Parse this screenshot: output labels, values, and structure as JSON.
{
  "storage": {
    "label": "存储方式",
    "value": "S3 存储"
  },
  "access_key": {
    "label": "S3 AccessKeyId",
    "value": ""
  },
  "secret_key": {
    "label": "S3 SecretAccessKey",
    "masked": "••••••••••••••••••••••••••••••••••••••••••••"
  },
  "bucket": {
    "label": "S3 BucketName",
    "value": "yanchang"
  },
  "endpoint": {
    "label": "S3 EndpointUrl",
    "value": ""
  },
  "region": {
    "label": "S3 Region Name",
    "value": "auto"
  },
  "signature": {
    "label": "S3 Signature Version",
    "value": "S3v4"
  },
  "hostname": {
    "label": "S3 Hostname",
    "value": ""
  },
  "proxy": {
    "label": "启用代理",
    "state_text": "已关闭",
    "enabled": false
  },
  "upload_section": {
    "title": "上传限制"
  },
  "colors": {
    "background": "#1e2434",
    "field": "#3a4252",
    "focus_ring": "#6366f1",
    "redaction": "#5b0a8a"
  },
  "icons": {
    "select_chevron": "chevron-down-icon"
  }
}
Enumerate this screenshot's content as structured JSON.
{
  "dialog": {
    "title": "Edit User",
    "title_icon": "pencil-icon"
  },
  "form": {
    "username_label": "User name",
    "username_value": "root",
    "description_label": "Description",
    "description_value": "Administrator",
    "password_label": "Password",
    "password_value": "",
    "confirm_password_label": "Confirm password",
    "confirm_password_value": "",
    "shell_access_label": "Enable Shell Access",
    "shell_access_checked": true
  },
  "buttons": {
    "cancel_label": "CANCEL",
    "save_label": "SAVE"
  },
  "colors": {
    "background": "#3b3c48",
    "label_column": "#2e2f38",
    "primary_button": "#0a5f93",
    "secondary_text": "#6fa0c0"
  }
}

•••••

• **SET TASK**
Return every line exactly.

• **RESULT OF THE EXERCISE**
Parse this screenshot: output labels, values, and structure as JSON.
{
  "storage": {
    "label": "存储方式",
    "value": "S3 存储"
  },
  "access_key": {
    "label": "S3 AccessKeyId",
    "value": ""
  },
  "secret_key": {
    "label": "S3 SecretAccessKey",
    "masked": "••••••••••••••••••••••••••••••••••••••••••••"
  },
  "bucket": {
    "label": "S3 BucketName",
    "value": "yanchang"
  },
  "endpoint": {
    "label": "S3 EndpointUrl",
    "value": ""
  },
  "region": {
    "label": "S3 Region Name",
    "value": "auto"
  },
  "signature": {
    "label": "S3 Signature Version",
    "value": "S3v4"
  },
  "hostname": {
    "label": "S3 Hostname",
    "value": ""
  },
  "proxy": {
    "label": "启用代理",
    "state_text": "已关闭",
    "enabled": false
  },
  "upload_section": {
    "title": "上传限制"
  },
  "colors": {
    "background": "#1e2434",
    "field": "#3a4252",
    "focus_ring": "#6366f1",
    "redaction": "#5b0a8a"
  },
  "icons": {
    "select_chevron": "chevron-down-icon"
  }
}
Enumerate this screenshot's content as structured JSON.
{
  "dialog": {
    "title": "Edit User",
    "title_icon": "pencil-icon"
  },
  "form": {
    "username_label": "User name",
    "username_value": "root",
    "description_label": "Description",
    "description_value": "Administrator",
    "password_label": "Password",
    "password_value": "",
    "confirm_password_label": "Confirm password",
    "confirm_password_value": "",
    "shell_access_label": "Enable Shell Access",
    "shell_access_checked": true
  },
  "buttons": {
    "cancel_label": "CANCEL",
    "save_label": "SAVE"
  },
  "colors": {
    "background": "#3b3c48",
    "label_column": "#2e2f38",
    "primary_button": "#0a5f93",
    "secondary_text": "#6fa0c0"
  }
}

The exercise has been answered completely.